Data supplied:
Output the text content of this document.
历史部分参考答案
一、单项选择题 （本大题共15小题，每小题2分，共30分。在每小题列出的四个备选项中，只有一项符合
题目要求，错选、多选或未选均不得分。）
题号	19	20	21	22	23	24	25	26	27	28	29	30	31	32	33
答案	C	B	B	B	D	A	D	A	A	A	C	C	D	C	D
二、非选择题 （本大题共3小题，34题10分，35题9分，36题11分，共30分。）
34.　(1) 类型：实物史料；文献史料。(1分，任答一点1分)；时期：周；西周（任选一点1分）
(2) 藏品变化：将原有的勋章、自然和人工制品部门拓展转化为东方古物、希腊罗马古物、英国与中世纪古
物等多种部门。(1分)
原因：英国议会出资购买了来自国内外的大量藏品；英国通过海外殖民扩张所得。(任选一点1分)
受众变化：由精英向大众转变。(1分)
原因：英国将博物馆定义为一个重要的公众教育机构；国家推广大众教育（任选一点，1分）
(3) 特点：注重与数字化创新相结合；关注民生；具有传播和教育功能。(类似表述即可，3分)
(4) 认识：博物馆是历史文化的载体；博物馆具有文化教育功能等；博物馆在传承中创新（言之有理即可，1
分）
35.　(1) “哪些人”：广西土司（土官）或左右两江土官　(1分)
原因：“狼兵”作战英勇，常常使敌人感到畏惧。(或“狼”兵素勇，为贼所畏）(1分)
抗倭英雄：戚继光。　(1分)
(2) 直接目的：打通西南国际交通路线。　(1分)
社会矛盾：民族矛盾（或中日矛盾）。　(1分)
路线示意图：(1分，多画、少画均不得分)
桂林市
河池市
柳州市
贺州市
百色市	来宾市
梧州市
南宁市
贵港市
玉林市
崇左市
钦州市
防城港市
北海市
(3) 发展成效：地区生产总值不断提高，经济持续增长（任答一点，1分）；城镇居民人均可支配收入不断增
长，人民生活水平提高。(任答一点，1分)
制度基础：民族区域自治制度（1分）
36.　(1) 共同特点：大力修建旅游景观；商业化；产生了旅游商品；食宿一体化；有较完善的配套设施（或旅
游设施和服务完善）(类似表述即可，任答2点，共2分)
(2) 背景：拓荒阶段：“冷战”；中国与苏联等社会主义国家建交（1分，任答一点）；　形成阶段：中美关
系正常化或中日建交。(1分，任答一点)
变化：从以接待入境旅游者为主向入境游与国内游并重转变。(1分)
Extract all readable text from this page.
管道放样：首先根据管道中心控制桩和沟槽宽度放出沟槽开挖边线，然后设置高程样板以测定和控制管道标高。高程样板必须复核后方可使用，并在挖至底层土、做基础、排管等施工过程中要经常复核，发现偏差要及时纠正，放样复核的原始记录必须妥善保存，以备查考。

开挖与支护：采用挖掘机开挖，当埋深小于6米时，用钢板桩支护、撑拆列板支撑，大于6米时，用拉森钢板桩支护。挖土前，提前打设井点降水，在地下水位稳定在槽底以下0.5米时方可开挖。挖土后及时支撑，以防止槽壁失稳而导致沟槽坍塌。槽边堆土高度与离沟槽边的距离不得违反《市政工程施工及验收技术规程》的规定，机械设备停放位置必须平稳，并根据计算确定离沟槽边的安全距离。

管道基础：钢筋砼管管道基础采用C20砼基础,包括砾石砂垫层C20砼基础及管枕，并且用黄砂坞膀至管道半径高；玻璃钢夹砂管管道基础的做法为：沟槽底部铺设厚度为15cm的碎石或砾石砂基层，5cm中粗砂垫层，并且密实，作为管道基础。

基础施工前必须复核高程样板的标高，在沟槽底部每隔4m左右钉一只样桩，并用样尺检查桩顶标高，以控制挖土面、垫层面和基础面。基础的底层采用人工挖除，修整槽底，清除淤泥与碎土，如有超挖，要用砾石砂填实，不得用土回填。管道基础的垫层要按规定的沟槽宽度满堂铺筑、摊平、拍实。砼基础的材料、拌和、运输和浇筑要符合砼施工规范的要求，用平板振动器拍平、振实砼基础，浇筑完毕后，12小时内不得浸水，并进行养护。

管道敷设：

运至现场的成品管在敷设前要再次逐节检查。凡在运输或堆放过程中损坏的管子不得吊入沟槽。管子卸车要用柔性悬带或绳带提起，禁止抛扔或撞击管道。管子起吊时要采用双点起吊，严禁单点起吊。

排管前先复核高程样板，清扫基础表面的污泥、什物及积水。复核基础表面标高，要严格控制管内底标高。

Problem statement:
Restate each record word for word.

Final answer:
Output the text content of this document.
历史部分参考答案
一、单项选择题 （本大题共15小题，每小题2分，共30分。在每小题列出的四个备选项中，只有一项符合
题目要求，错选、多选或未选均不得分。）
题号	19	20	21	22	23	24	25	26	27	28	29	30	31	32	33
答案	C	B	B	B	D	A	D	A	A	A	C	C	D	C	D
二、非选择题 （本大题共3小题，34题10分，35题9分，36题11分，共30分。）
34.　(1) 类型：实物史料；文献史料。(1分，任答一点1分)；时期：周；西周（任选一点1分）
(2) 藏品变化：将原有的勋章、自然和人工制品部门拓展转化为东方古物、希腊罗马古物、英国与中世纪古
物等多种部门。(1分)
原因：英国议会出资购买了来自国内外的大量藏品；英国通过海外殖民扩张所得。(任选一点1分)
受众变化：由精英向大众转变。(1分)
原因：英国将博物馆定义为一个重要的公众教育机构；国家推广大众教育（任选一点，1分）
(3) 特点：注重与数字化创新相结合；关注民生；具有传播和教育功能。(类似表述即可，3分)
(4) 认识：博物馆是历史文化的载体；博物馆具有文化教育功能等；博物馆在传承中创新（言之有理即可，1
分）
35.　(1) “哪些人”：广西土司（土官）或左右两江土官　(1分)
原因：“狼兵”作战英勇，常常使敌人感到畏惧。(或“狼”兵素勇，为贼所畏）(1分)
抗倭英雄：戚继光。　(1分)
(2) 直接目的：打通西南国际交通路线。　(1分)
社会矛盾：民族矛盾（或中日矛盾）。　(1分)
路线示意图：(1分，多画、少画均不得分)
桂林市
河池市
柳州市
贺州市
百色市	来宾市
梧州市
南宁市
贵港市
玉林市
崇左市
钦州市
防城港市
北海市
(3) 发展成效：地区生产总值不断提高，经济持续增长（任答一点，1分）；城镇居民人均可支配收入不断增
长，人民生活水平提高。(任答一点，1分)
制度基础：民族区域自治制度（1分）
36.　(1) 共同特点：大力修建旅游景观；商业化；产生了旅游商品；食宿一体化；有较完善的配套设施（或旅
游设施和服务完善）(类似表述即可，任答2点，共2分)
(2) 背景：拓荒阶段：“冷战”；中国与苏联等社会主义国家建交（1分，任答一点）；　形成阶段：中美关
系正常化或中日建交。(1分，任答一点)
变化：从以接待入境旅游者为主向入境游与国内游并重转变。(1分)
Extract all readable text from this page.
管道放样：首先根据管道中心控制桩和沟槽宽度放出沟槽开挖边线，然后设置高程样板以测定和控制管道标高。高程样板必须复核后方可使用，并在挖至底层土、做基础、排管等施工过程中要经常复核，发现偏差要及时纠正，放样复核的原始记录必须妥善保存，以备查考。

开挖与支护：采用挖掘机开挖，当埋深小于6米时，用钢板桩支护、撑拆列板支撑，大于6米时，用拉森钢板桩支护。挖土前，提前打设井点降水，在地下水位稳定在槽底以下0.5米时方可开挖。挖土后及时支撑，以防止槽壁失稳而导致沟槽坍塌。槽边堆土高度与离沟槽边的距离不得违反《市政工程施工及验收技术规程》的规定，机械设备停放位置必须平稳，并根据计算确定离沟槽边的安全距离。

管道基础：钢筋砼管管道基础采用C20砼基础,包括砾石砂垫层C20砼基础及管枕，并且用黄砂坞膀至管道半径高；玻璃钢夹砂管管道基础的做法为：沟槽底部铺设厚度为15cm的碎石或砾石砂基层，5cm中粗砂垫层，并且密实，作为管道基础。

基础施工前必须复核高程样板的标高，在沟槽底部每隔4m左右钉一只样桩，并用样尺检查桩顶标高，以控制挖土面、垫层面和基础面。基础的底层采用人工挖除，修整槽底，清除淤泥与碎土，如有超挖，要用砾石砂填实，不得用土回填。管道基础的垫层要按规定的沟槽宽度满堂铺筑、摊平、拍实。砼基础的材料、拌和、运输和浇筑要符合砼施工规范的要求，用平板振动器拍平、振实砼基础，浇筑完毕后，12小时内不得浸水，并进行养护。

管道敷设：

运至现场的成品管在敷设前要再次逐节检查。凡在运输或堆放过程中损坏的管子不得吊入沟槽。管子卸车要用柔性悬带或绳带提起，禁止抛扔或撞击管道。管子起吊时要采用双点起吊，严禁单点起吊。

排管前先复核高程样板，清扫基础表面的污泥、什物及积水。复核基础表面标高，要严格控制管内底标高。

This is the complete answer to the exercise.